**What is expected**:
Write out the full set of records below exactly.

**Records shown**:
⁂

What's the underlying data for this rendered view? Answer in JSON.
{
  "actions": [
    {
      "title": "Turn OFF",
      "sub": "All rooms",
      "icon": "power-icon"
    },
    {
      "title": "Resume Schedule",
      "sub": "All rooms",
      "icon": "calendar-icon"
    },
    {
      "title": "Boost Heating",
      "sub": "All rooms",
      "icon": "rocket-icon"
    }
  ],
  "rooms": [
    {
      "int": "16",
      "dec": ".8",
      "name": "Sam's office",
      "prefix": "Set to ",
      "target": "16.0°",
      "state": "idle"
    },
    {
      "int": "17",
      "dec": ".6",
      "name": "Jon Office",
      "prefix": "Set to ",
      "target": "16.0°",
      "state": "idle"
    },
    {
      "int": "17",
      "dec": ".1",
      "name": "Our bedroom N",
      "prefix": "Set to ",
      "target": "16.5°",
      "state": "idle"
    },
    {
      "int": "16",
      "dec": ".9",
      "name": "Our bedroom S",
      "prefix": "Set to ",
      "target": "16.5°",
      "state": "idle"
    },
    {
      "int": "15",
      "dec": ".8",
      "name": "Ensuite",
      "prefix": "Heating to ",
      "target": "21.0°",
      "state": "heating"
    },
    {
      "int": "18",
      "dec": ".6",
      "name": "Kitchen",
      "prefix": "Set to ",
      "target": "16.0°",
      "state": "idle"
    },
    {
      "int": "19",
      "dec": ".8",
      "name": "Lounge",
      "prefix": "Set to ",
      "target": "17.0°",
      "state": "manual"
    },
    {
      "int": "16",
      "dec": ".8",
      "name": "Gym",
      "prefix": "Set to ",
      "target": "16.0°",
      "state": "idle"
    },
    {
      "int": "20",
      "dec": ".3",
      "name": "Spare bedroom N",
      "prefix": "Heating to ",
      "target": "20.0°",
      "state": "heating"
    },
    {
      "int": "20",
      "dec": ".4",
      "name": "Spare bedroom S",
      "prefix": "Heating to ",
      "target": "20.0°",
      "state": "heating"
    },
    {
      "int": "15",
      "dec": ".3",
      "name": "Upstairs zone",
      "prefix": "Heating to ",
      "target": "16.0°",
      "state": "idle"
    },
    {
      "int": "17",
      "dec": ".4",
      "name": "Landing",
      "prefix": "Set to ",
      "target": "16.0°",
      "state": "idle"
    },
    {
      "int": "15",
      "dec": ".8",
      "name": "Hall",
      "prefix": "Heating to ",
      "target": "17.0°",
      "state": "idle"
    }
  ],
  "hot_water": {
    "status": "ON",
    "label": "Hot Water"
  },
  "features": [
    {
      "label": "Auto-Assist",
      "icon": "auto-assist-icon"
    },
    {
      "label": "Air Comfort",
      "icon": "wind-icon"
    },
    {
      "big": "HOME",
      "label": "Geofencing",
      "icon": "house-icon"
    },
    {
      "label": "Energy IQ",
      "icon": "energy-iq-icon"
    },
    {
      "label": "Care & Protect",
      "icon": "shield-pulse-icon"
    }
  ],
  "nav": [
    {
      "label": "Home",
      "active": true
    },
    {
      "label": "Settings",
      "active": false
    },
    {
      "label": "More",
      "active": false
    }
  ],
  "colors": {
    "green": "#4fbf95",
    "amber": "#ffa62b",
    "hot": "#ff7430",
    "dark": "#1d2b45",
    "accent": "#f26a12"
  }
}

⁂

**Exercise solution**:
What's the underlying data for this rendered view? Answer in JSON.
{
  "actions": [
    {
      "title": "Turn OFF",
      "sub": "All rooms",
      "icon": "power-icon"
    },
    {
      "title": "Resume Schedule",
      "sub": "All rooms",
      "icon": "calendar-icon"
    },
    {
      "title": "Boost Heating",
      "sub": "All rooms",
      "icon": "rocket-icon"
    }
  ],
  "rooms": [
    {
      "int": "16",
      "dec": ".8",
      "name": "Sam's office",
      "prefix": "Set to ",
      "target": "16.0°",
      "state": "idle"
    },
    {
      "int": "17",
      "dec": ".6",
      "name": "Jon Office",
      "prefix": "Set to ",
      "target": "16.0°",
      "state": "idle"
    },
    {
      "int": "17",
      "dec": ".1",
      "name": "Our bedroom N",
      "prefix": "Set to ",
      "target": "16.5°",
      "state": "idle"
    },
    {
      "int": "16",
      "dec": ".9",
      "name": "Our bedroom S",
      "prefix": "Set to ",
      "target": "16.5°",
      "state": "idle"
    },
    {
      "int": "15",
      "dec": ".8",
      "name": "Ensuite",
      "prefix": "Heating to ",
      "target": "21.0°",
      "state": "heating"
    },
    {
      "int": "18",
      "dec": ".6",
      "name": "Kitchen",
      "prefix": "Set to ",
      "target": "16.0°",
      "state": "idle"
    },
    {
      "int": "19",
      "dec": ".8",
      "name": "Lounge",
      "prefix": "Set to ",
      "target": "17.0°",
      "state": "manual"
    },
    {
      "int": "16",
      "dec": ".8",
      "name": "Gym",
      "prefix": "Set to ",
      "target": "16.0°",
      "state": "idle"
    },
    {
      "int": "20",
      "dec": ".3",
      "name": "Spare bedroom N",
      "prefix": "Heating to ",
      "target": "20.0°",
      "state": "heating"
    },
    {
      "int": "20",
      "dec": ".4",
      "name": "Spare bedroom S",
      "prefix": "Heating to ",
      "target": "20.0°",
      "state": "heating"
    },
    {
      "int": "15",
      "dec": ".3",
      "name": "Upstairs zone",
      "prefix": "Heating to ",
      "target": "16.0°",
      "state": "idle"
    },
    {
      "int": "17",
      "dec": ".4",
      "name": "Landing",
      "prefix": "Set to ",
      "target": "16.0°",
      "state": "idle"
    },
    {
      "int": "15",
      "dec": ".8",
      "name": "Hall",
      "prefix": "Heating to ",
      "target": "17.0°",
      "state": "idle"
    }
  ],
  "hot_water": {
    "status": "ON",
    "label": "Hot Water"
  },
  "features": [
    {
      "label": "Auto-Assist",
      "icon": "auto-assist-icon"
    },
    {
      "label": "Air Comfort",
      "icon": "wind-icon"
    },
    {
      "big": "HOME",
      "label": "Geofencing",
      "icon": "house-icon"
    },
    {
      "label": "Energy IQ",
      "icon": "energy-iq-icon"
    },
    {
      "label": "Care & Protect",
      "icon": "shield-pulse-icon"
    }
  ],
  "nav": [
    {
      "label": "Home",
      "active": true
    },
    {
      "label": "Settings",
      "active": false
    },
    {
      "label": "More",
      "active": false
    }
  ],
  "colors": {
    "green": "#4fbf95",
    "amber": "#ffa62b",
    "hot": "#ff7430",
    "dark": "#1d2b45",
    "accent": "#f26a12"
  }
}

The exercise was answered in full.